Task statement: Using the data beneath, show every line that includes the word "Electricity".

[Dataset entries start]

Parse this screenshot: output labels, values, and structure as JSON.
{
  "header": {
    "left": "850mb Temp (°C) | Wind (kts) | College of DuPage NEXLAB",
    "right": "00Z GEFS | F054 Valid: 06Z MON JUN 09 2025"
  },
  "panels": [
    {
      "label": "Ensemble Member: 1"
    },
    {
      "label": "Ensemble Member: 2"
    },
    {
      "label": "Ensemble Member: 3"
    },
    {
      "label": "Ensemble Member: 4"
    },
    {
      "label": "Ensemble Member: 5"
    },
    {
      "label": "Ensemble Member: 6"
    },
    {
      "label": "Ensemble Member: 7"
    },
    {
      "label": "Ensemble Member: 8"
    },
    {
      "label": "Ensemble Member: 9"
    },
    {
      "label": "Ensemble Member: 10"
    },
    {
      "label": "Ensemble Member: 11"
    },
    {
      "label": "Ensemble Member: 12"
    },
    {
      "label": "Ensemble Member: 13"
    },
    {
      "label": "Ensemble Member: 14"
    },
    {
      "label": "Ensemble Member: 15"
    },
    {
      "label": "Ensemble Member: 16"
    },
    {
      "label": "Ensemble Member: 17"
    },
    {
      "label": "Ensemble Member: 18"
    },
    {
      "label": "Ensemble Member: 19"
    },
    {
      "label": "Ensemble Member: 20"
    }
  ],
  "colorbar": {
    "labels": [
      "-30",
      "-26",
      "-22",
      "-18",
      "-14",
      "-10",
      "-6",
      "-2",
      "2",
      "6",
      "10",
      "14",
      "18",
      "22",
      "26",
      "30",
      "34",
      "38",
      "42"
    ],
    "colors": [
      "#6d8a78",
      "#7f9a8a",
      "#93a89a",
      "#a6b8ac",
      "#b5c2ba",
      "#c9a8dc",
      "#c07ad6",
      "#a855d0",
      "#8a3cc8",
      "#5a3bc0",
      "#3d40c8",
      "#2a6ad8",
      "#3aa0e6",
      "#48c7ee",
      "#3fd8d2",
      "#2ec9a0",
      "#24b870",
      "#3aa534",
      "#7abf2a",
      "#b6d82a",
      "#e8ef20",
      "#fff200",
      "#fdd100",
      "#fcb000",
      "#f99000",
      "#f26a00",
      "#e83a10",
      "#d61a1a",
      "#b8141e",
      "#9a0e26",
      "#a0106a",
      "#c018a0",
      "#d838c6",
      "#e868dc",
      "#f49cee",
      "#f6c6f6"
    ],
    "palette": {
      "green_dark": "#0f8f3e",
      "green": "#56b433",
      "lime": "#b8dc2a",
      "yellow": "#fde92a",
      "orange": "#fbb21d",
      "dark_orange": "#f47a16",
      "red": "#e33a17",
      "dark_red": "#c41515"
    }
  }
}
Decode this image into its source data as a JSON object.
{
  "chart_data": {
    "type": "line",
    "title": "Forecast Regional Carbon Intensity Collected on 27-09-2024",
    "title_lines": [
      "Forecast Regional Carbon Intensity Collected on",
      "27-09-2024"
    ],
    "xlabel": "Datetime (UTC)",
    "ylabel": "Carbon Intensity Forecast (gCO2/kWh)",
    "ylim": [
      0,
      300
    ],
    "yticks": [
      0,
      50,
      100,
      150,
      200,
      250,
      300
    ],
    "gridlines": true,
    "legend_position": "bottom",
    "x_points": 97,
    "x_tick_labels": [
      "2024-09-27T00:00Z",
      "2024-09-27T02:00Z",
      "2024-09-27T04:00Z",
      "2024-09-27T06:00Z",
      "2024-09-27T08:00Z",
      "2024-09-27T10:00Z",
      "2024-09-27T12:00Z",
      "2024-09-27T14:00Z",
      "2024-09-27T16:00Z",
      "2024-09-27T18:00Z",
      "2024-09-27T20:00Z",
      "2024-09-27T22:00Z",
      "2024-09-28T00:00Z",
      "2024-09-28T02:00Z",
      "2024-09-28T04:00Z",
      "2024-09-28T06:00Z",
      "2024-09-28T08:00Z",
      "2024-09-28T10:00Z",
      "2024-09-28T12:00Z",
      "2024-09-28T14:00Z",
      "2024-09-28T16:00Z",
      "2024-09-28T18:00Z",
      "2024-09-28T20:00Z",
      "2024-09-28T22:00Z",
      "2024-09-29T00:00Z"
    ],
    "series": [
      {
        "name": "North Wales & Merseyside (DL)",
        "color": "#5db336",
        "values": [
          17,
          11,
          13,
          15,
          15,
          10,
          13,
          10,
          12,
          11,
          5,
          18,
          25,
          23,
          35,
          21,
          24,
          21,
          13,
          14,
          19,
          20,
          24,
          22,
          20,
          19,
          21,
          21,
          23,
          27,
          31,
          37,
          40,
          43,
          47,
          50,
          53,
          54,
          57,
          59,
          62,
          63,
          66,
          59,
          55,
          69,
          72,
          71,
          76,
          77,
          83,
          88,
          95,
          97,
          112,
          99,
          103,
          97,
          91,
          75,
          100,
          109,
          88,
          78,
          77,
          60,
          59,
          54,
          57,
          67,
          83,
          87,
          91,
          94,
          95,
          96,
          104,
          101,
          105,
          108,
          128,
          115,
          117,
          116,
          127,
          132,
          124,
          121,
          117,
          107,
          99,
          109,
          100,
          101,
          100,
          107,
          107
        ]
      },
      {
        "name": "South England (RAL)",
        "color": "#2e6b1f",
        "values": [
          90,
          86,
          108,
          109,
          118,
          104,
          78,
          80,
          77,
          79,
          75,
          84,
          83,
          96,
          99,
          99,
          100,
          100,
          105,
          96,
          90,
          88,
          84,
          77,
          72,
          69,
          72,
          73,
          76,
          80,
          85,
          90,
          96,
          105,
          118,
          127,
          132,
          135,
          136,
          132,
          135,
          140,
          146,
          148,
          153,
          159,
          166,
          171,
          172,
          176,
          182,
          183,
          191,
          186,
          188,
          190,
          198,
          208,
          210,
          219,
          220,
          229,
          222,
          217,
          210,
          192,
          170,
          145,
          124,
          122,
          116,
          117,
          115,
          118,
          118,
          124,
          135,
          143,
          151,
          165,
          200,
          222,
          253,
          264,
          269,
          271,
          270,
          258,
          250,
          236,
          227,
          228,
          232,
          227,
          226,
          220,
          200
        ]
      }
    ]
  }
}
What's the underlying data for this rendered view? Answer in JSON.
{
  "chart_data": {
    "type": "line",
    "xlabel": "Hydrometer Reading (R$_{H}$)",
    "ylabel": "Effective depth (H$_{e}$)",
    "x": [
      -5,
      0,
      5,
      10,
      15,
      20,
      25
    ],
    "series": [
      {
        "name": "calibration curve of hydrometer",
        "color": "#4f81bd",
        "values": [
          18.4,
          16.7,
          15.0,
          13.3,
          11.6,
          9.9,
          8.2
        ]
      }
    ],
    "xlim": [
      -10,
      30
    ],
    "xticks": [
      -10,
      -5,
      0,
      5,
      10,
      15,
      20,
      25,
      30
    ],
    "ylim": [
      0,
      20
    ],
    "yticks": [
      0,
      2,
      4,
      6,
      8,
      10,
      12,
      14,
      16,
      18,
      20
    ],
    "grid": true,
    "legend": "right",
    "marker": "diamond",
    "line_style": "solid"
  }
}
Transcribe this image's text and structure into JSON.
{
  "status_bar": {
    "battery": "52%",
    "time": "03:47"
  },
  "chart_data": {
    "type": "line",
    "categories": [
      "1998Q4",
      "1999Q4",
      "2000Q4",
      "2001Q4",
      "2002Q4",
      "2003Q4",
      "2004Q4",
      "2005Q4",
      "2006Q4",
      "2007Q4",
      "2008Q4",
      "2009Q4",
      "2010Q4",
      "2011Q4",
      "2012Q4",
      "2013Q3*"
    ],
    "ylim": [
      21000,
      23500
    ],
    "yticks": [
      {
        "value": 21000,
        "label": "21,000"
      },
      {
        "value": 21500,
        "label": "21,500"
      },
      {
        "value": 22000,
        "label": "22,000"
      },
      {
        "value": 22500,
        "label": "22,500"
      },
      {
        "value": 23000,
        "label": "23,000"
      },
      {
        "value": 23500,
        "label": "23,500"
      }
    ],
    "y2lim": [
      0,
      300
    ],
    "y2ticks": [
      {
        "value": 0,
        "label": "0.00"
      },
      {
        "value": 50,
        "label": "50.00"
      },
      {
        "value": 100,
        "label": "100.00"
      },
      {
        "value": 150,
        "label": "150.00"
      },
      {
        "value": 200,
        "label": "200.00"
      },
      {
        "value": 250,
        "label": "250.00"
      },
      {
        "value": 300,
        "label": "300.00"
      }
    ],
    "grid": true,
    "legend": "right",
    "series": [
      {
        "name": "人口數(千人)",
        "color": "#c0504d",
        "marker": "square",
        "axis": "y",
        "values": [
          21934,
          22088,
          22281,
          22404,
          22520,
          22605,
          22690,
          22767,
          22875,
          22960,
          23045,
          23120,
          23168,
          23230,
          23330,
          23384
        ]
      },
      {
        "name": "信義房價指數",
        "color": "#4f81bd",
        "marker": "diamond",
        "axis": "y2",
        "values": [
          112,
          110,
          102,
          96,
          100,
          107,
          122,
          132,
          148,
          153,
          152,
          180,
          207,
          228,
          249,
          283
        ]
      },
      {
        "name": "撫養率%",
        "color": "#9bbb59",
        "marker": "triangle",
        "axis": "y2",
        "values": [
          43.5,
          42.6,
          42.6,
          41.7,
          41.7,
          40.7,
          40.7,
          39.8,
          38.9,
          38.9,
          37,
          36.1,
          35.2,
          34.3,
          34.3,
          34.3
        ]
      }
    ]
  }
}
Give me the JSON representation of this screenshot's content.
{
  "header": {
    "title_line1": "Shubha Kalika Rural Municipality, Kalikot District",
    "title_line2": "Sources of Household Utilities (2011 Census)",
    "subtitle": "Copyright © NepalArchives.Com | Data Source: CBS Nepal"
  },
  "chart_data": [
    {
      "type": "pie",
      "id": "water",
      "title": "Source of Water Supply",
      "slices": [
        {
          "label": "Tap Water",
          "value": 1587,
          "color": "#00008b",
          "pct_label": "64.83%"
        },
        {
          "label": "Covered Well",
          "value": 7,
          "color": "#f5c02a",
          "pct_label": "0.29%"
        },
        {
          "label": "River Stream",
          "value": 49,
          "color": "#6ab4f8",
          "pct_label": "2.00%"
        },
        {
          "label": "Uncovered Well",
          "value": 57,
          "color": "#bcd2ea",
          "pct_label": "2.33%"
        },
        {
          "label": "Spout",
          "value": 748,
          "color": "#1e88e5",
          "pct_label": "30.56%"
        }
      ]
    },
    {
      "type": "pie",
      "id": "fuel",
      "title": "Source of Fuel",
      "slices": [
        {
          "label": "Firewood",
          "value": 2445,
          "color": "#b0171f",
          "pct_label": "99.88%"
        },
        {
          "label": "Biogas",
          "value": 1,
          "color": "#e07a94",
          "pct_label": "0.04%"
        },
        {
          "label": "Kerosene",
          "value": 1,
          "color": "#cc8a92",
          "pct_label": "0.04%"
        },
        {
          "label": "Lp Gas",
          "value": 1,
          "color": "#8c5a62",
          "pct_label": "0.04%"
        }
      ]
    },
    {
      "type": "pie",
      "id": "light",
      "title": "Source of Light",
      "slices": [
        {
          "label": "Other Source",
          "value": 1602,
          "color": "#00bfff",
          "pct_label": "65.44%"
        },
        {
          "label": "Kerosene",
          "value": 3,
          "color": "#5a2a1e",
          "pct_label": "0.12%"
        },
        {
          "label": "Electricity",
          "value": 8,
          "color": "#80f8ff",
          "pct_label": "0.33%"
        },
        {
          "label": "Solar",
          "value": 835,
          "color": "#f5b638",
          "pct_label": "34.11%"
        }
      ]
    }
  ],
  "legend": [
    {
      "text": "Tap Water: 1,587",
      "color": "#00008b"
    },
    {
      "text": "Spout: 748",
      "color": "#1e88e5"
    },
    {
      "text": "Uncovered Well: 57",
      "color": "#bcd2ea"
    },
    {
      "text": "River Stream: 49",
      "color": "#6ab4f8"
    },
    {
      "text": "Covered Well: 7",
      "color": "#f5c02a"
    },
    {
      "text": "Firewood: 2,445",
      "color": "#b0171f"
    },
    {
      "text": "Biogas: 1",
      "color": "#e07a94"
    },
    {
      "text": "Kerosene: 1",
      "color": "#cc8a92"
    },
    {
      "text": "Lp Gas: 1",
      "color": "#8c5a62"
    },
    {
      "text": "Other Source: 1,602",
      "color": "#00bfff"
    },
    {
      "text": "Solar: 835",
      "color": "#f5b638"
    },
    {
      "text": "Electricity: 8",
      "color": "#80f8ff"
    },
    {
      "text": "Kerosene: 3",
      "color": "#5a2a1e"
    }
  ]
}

[Dataset entries end]

Written solution:
          "label": "Electricity",
      "text": "Electricity: 8",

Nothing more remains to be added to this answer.